* _Task objective_
Pick out each line containing the string "this".

* _Records shown_
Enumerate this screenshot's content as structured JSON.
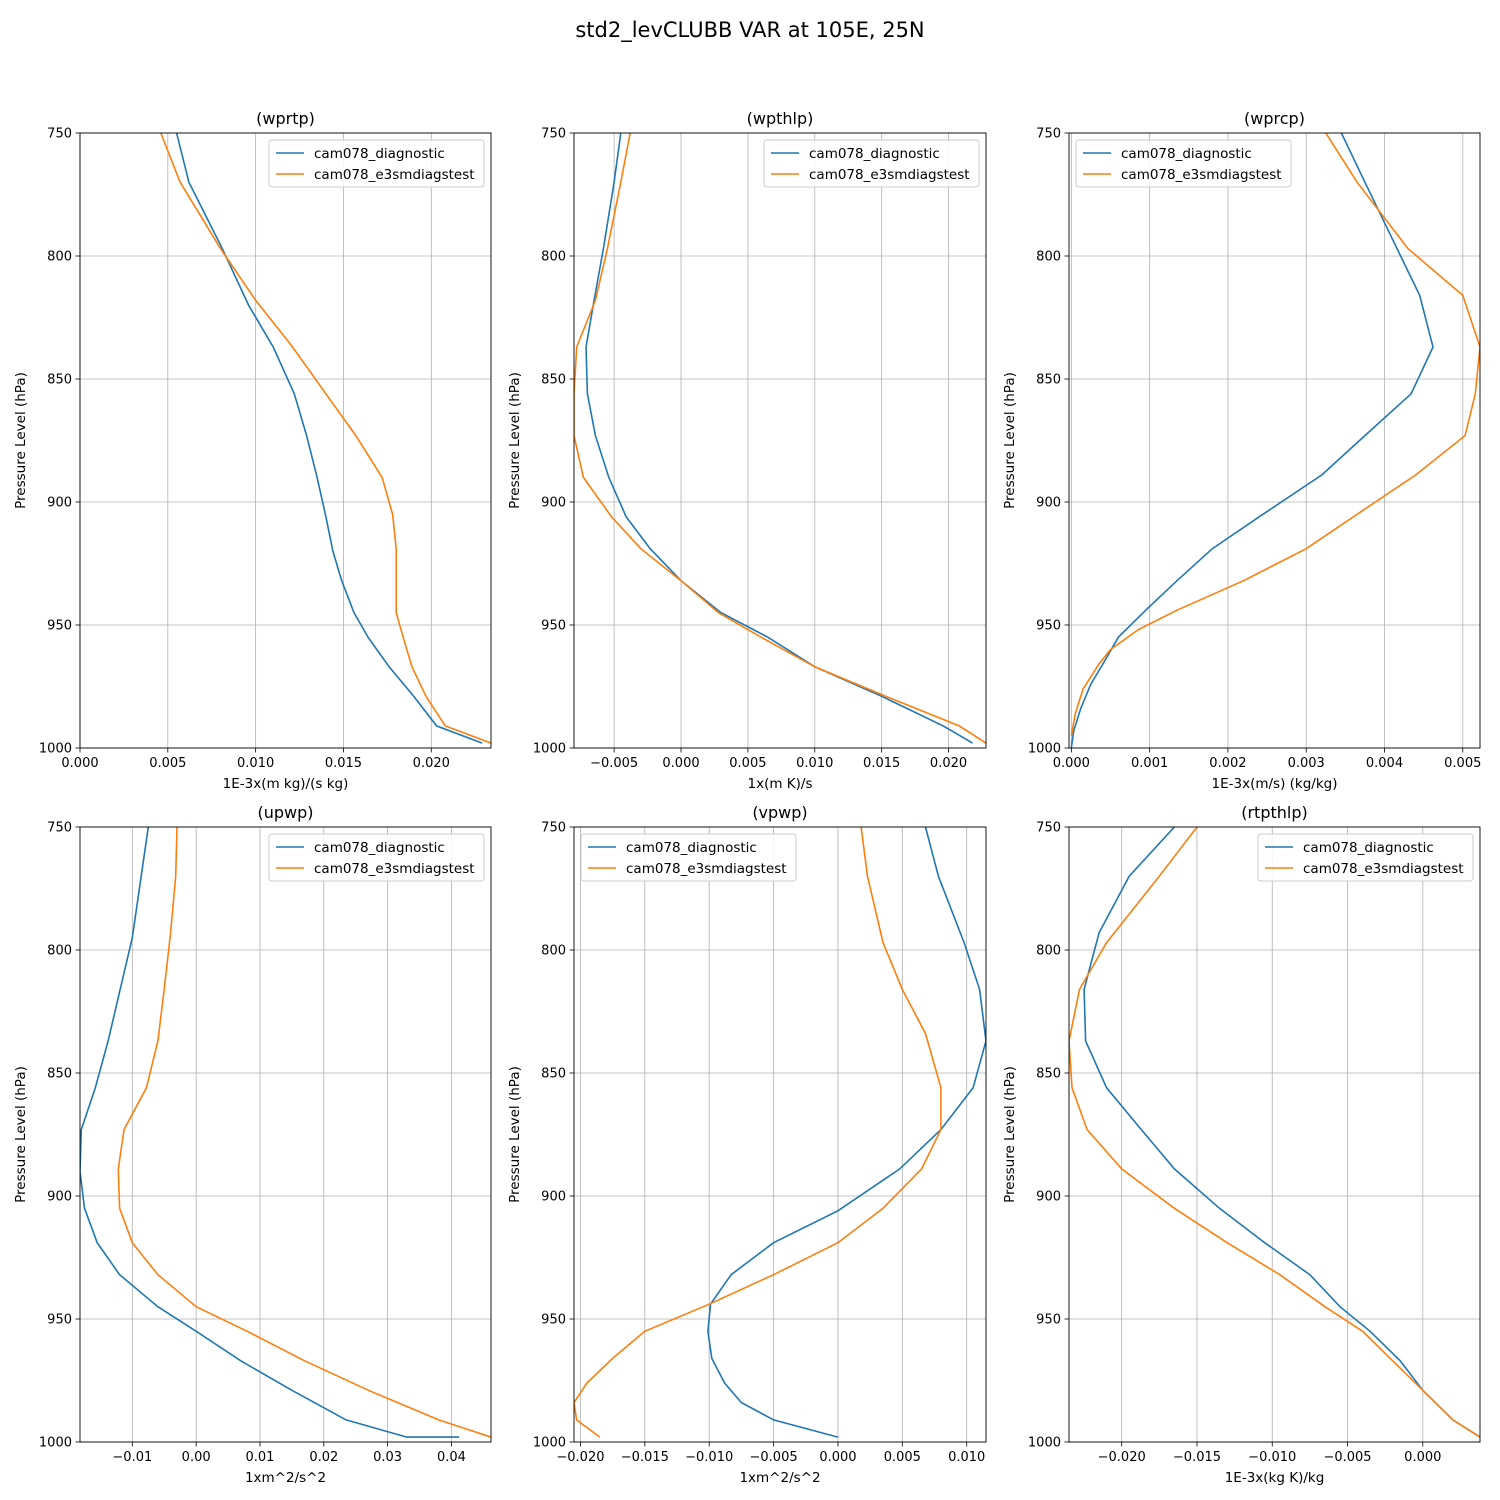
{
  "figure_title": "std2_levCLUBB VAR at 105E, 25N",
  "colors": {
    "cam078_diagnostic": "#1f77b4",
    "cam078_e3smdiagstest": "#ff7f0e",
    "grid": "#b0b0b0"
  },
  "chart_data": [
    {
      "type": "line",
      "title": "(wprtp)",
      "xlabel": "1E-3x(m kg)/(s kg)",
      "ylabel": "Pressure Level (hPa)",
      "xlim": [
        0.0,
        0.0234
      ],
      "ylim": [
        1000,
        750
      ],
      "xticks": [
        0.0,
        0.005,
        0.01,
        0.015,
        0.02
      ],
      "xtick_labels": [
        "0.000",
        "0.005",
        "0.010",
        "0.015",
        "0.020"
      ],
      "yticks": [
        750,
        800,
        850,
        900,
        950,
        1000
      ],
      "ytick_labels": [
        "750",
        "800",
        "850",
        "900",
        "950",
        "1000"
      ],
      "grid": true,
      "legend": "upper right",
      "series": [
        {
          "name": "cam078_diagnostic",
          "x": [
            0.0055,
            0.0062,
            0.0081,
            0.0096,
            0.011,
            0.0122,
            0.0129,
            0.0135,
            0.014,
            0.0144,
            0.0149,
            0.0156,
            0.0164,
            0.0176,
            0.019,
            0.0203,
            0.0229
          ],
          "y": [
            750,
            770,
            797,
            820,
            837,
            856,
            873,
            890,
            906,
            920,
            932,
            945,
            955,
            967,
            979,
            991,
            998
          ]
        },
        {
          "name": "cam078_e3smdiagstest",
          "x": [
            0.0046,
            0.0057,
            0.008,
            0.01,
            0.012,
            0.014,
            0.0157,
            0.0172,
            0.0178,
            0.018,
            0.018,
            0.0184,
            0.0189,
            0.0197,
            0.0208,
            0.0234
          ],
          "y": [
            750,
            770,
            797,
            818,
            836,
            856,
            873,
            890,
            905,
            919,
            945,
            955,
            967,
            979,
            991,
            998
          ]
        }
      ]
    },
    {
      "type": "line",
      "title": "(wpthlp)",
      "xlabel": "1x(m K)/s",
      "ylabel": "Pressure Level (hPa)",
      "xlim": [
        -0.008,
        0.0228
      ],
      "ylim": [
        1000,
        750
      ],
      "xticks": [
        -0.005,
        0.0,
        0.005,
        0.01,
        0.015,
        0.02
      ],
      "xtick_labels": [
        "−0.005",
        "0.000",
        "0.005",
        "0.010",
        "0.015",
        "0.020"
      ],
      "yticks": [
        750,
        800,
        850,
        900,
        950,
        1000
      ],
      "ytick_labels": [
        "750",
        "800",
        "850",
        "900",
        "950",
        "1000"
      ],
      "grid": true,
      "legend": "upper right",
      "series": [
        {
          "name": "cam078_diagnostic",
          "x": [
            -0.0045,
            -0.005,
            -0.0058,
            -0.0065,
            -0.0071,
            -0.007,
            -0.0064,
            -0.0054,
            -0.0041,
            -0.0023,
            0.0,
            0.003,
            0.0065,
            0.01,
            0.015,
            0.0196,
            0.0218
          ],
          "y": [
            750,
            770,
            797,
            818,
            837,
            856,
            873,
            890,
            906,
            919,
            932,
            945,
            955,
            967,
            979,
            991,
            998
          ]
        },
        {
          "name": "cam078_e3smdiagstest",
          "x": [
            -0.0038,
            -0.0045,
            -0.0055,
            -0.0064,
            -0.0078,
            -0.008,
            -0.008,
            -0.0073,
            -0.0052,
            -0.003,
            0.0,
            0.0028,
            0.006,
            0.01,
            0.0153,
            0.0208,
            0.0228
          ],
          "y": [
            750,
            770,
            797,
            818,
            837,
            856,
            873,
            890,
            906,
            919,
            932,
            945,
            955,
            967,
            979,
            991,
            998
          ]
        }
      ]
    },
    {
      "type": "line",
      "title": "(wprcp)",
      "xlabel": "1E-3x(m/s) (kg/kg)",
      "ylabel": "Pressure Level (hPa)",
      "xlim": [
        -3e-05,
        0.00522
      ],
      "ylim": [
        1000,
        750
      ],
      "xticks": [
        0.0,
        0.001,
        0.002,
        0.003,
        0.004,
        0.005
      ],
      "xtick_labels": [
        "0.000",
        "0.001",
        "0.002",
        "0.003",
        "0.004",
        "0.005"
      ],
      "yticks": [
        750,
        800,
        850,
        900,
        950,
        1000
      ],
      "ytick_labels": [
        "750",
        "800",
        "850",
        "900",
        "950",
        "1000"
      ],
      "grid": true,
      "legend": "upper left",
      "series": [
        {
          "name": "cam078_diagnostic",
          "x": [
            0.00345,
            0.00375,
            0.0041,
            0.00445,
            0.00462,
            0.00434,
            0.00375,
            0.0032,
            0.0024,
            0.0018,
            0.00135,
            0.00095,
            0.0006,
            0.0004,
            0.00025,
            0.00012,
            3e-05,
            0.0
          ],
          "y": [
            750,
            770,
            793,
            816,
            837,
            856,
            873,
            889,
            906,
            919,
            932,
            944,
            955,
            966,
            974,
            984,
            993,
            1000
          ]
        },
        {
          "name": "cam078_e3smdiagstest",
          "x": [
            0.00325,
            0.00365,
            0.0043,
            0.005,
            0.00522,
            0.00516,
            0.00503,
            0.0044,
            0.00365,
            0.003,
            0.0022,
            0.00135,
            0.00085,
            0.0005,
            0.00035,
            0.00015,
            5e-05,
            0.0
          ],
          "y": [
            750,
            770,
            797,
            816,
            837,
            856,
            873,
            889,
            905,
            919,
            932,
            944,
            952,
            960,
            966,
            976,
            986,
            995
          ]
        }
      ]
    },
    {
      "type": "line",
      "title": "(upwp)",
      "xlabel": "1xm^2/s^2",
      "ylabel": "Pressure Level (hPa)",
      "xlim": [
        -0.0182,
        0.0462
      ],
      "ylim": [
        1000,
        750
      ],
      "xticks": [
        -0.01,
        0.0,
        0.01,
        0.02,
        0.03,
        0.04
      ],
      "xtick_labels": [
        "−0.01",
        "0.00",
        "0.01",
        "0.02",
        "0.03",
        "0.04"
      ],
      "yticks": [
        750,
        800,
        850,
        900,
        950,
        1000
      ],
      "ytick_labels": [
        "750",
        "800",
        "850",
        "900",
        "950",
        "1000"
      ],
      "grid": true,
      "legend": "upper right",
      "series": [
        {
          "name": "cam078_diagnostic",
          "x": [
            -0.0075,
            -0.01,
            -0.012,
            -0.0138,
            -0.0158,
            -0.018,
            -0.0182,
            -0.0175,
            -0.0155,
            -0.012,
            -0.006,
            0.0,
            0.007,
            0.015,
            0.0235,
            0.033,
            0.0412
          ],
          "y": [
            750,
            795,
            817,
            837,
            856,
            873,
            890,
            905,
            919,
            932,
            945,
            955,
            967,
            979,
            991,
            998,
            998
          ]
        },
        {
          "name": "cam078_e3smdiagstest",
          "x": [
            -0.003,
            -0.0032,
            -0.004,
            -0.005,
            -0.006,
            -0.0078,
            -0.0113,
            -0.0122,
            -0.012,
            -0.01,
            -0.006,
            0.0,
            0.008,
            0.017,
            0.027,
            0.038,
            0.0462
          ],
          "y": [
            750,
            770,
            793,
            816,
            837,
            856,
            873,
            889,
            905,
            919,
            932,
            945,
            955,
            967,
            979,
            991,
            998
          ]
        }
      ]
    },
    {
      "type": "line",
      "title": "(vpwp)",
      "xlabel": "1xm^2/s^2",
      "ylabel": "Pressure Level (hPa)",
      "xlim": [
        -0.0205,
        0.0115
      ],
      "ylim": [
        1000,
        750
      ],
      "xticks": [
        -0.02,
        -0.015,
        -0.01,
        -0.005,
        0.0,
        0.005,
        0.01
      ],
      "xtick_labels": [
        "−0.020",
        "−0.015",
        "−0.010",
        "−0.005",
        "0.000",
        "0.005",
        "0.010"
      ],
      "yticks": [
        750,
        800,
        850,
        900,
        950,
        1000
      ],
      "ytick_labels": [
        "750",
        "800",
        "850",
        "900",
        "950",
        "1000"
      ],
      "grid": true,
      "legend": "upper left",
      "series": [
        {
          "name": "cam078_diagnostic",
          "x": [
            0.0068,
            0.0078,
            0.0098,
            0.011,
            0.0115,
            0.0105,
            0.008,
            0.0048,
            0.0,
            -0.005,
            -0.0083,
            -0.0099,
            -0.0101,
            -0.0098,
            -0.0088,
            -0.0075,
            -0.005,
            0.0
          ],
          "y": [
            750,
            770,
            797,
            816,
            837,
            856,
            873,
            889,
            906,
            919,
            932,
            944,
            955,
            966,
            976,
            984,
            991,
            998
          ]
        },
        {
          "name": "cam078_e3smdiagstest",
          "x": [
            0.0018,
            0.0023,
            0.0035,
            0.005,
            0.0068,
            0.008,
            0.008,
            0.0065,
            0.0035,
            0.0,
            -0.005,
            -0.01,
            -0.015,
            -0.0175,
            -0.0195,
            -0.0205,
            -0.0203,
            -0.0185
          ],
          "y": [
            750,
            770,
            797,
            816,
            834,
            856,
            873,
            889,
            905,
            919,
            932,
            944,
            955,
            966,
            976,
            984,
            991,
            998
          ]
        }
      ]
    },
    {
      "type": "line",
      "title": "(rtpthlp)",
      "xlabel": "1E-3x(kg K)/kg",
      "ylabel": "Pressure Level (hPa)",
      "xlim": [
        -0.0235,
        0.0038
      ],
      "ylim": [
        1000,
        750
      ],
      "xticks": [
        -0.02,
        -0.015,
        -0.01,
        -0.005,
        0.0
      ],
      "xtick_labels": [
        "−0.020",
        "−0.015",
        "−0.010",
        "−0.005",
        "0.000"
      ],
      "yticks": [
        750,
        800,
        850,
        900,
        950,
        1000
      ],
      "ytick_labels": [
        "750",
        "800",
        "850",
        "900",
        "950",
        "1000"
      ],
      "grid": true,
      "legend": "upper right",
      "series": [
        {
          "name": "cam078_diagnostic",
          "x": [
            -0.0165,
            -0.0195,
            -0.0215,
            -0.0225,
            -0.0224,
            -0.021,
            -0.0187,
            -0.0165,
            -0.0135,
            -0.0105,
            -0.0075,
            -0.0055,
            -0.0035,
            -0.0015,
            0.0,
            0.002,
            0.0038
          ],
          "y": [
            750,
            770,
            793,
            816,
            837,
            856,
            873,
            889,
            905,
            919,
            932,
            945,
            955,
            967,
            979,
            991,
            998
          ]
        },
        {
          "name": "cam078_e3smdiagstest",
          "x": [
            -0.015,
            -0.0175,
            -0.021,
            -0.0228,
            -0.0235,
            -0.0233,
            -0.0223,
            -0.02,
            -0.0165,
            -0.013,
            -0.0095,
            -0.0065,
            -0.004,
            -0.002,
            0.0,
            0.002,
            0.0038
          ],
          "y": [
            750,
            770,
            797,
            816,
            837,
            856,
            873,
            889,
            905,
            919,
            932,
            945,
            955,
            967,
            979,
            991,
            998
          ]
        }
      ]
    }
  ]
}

==

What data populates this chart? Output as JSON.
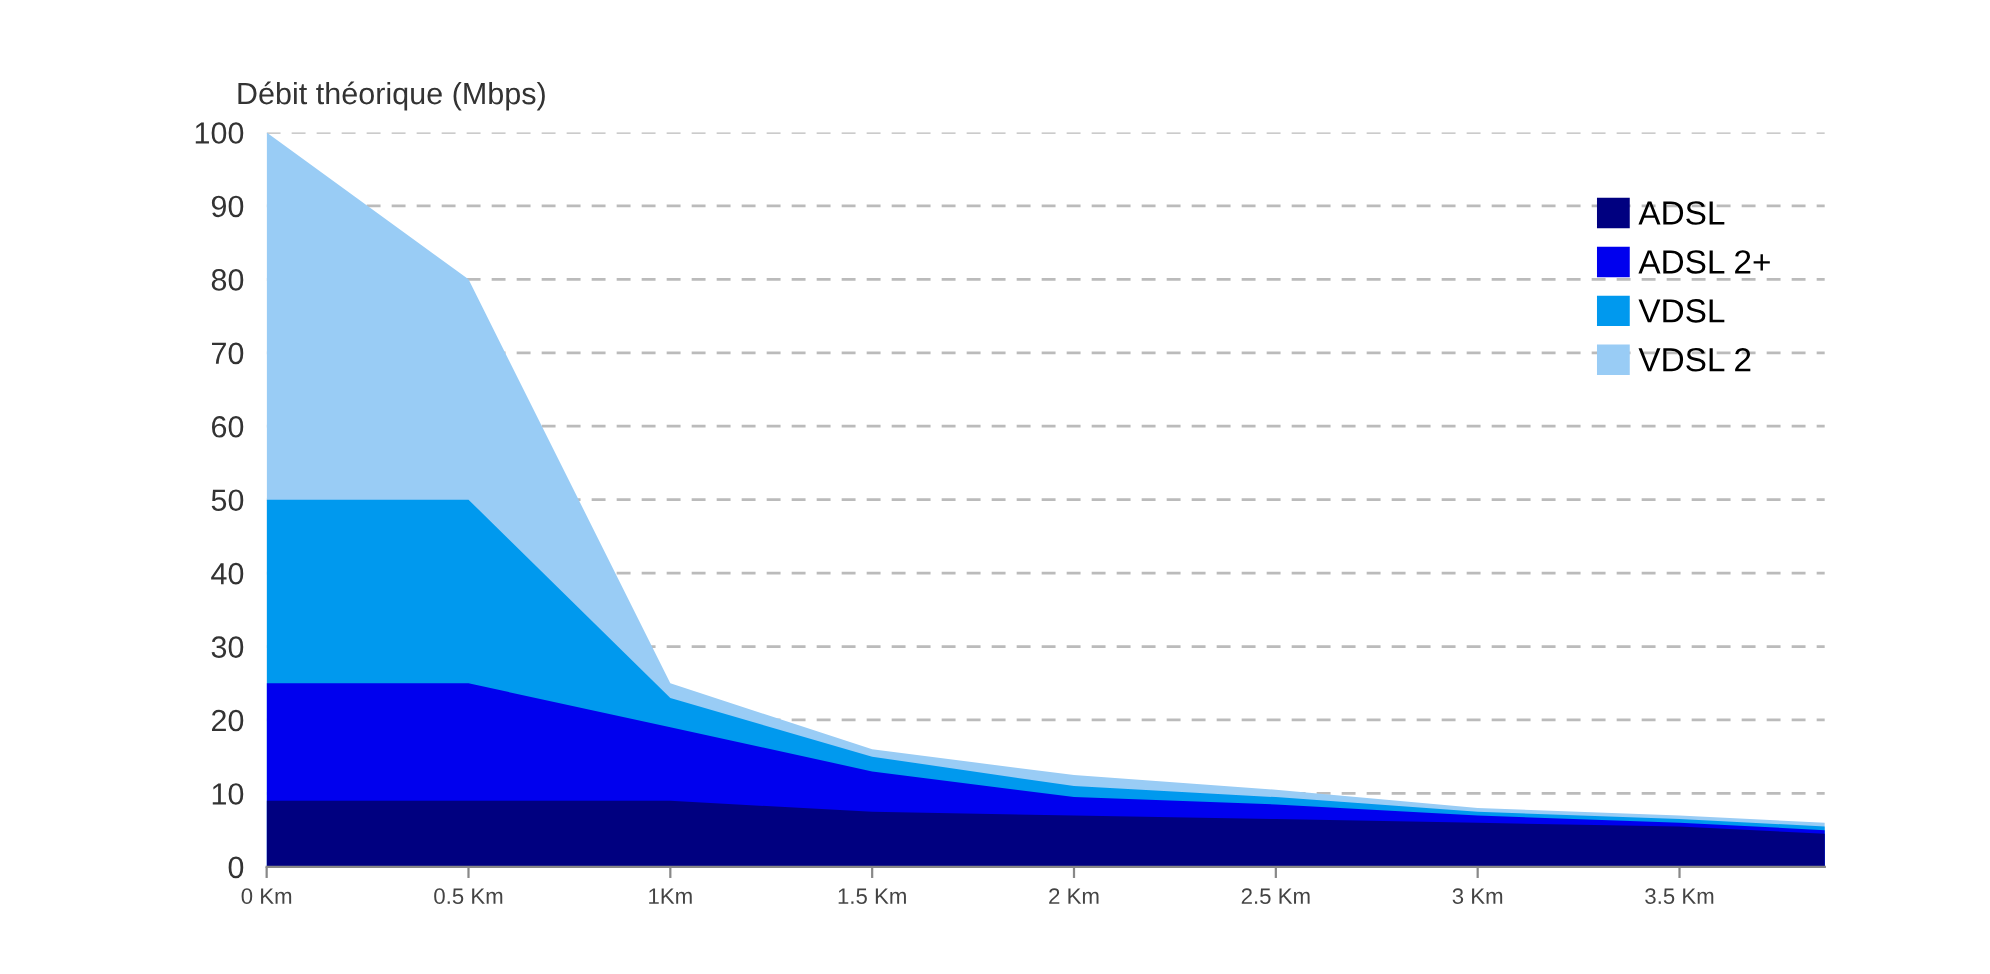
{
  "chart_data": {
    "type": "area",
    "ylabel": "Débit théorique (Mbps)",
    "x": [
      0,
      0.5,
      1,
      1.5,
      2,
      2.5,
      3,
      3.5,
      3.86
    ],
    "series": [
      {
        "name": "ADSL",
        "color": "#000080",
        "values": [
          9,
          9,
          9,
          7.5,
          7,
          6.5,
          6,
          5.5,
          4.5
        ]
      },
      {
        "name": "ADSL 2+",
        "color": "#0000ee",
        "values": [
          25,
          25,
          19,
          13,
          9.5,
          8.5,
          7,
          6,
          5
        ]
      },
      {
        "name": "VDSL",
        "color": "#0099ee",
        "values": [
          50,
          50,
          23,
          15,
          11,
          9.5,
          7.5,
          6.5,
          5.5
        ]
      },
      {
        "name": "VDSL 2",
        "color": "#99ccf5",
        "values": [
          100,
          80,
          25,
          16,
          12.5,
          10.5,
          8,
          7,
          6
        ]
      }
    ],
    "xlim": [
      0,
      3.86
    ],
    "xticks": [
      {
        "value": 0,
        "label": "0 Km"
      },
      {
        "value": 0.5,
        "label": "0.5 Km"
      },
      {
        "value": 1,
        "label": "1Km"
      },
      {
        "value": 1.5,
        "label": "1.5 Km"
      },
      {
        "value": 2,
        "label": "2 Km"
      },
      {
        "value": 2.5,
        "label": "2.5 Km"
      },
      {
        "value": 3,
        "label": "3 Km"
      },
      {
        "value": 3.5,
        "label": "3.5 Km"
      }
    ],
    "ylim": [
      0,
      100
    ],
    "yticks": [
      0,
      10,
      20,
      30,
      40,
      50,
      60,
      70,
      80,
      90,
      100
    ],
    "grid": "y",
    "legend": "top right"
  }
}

* _Result_
Enumerate this screenshot's content as structured JSON.
What data populates this chart? Output as JSON.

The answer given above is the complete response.